SUPPLIED RECORDS –
━━━━━━━━

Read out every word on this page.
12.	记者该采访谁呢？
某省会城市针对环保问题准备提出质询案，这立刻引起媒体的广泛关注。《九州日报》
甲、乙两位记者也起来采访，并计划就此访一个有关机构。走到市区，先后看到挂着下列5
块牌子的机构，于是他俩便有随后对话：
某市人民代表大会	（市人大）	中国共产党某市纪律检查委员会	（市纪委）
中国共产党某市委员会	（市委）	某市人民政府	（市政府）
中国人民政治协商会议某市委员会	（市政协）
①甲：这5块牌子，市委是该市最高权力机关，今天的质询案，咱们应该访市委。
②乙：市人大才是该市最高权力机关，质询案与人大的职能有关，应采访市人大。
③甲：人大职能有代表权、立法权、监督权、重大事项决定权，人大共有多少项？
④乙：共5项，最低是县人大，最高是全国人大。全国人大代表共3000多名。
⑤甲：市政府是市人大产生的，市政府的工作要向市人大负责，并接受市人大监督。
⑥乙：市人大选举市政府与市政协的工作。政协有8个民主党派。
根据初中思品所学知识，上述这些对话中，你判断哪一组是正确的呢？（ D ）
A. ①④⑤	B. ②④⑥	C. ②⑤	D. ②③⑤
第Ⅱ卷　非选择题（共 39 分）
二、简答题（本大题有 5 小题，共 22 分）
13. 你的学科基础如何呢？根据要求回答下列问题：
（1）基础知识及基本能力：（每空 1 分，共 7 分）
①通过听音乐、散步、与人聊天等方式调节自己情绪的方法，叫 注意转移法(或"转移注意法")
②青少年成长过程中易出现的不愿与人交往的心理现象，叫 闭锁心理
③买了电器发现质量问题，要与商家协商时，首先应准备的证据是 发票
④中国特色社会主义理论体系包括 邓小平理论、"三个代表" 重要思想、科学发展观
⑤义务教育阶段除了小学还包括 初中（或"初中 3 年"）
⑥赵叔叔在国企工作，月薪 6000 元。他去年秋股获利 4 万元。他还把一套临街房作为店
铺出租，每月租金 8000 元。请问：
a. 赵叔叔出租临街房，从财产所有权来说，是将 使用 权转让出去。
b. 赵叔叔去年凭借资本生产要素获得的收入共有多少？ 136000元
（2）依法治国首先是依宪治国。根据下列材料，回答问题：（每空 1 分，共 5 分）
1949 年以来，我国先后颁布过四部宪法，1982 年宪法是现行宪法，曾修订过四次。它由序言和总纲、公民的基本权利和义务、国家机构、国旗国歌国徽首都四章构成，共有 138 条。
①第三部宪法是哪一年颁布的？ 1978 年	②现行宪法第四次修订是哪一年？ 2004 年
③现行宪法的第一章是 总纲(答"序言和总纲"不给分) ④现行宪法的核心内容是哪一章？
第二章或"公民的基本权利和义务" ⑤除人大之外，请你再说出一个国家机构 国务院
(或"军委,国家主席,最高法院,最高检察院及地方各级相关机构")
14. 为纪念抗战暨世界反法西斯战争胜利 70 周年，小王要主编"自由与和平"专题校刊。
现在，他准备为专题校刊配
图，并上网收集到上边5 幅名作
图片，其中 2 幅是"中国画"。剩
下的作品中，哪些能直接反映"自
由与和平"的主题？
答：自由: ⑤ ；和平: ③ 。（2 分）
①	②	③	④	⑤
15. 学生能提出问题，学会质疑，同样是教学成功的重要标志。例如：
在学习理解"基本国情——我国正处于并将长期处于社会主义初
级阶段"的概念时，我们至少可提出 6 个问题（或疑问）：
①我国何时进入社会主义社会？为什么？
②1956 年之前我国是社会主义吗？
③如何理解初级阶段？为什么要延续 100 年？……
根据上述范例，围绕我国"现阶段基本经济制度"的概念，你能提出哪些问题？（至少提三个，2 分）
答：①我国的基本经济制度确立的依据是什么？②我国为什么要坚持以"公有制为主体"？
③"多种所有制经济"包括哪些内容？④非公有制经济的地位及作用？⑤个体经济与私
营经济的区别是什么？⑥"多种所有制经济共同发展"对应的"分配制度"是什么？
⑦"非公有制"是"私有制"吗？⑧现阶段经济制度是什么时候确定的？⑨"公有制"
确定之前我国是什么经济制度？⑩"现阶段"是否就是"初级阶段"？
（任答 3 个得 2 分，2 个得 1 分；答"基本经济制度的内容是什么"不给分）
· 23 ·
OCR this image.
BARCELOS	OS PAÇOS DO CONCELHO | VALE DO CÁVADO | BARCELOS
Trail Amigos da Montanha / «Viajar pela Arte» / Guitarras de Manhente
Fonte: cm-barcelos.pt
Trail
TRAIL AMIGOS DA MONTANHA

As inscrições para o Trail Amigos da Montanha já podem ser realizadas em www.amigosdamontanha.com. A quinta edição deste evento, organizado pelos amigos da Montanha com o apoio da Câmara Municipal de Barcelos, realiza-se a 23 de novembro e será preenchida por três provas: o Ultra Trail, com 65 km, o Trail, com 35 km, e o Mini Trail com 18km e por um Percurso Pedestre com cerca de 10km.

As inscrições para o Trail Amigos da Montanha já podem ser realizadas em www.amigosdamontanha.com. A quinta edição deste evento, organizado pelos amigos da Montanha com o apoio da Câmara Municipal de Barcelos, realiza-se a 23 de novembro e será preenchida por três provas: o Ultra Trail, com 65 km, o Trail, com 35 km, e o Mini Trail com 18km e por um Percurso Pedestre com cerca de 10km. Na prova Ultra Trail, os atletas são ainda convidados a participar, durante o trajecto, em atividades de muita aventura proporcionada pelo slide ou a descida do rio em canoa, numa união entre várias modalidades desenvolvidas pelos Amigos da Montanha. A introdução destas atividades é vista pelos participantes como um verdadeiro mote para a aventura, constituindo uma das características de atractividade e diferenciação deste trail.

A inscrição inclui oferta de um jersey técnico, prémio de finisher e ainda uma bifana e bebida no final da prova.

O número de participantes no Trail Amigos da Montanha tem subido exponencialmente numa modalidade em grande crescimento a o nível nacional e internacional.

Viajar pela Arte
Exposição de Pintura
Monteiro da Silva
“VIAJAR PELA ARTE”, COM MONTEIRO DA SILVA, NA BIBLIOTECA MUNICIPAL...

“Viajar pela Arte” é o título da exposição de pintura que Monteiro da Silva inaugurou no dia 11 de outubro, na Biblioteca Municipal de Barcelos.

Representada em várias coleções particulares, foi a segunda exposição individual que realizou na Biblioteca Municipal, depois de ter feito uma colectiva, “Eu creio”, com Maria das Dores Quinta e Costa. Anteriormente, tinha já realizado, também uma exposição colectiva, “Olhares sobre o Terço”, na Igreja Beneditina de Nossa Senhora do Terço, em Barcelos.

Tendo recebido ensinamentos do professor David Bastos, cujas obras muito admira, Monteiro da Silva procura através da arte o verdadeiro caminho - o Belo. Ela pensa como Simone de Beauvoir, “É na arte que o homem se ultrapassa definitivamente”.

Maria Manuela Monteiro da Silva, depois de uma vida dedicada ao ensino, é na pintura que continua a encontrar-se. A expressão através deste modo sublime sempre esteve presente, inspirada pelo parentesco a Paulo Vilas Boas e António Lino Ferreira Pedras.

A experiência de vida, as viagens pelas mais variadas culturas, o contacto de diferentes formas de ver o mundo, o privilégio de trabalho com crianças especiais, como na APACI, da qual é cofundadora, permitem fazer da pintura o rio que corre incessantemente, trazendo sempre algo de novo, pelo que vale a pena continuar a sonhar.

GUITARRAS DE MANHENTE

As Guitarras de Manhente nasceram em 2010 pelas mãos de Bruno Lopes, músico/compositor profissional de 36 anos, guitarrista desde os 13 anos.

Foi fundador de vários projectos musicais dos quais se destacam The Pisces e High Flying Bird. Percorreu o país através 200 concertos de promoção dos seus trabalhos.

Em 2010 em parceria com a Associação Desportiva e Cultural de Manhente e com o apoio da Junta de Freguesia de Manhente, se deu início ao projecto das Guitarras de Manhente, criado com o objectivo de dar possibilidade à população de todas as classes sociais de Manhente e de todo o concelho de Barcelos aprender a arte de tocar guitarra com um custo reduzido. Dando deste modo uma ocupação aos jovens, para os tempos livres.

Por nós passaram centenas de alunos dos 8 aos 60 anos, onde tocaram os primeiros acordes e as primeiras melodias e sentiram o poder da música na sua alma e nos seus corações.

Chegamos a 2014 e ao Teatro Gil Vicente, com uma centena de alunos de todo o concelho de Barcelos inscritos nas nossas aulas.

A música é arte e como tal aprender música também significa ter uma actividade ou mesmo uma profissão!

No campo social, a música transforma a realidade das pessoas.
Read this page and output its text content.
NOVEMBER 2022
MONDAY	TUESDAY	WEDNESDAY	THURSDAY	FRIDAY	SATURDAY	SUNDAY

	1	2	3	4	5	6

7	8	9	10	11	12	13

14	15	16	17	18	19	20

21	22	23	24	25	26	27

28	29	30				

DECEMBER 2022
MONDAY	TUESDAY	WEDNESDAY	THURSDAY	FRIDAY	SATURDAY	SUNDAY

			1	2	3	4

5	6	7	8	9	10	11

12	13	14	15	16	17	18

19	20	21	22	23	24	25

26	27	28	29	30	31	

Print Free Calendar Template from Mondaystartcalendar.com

━━━━━━━━

GIVEN REQUEST –
Out of the preceding entries, pull every line containing the string "Read".

EXERCISE SOLUTION –
Read out every word on this page.
Read this page and output its text content.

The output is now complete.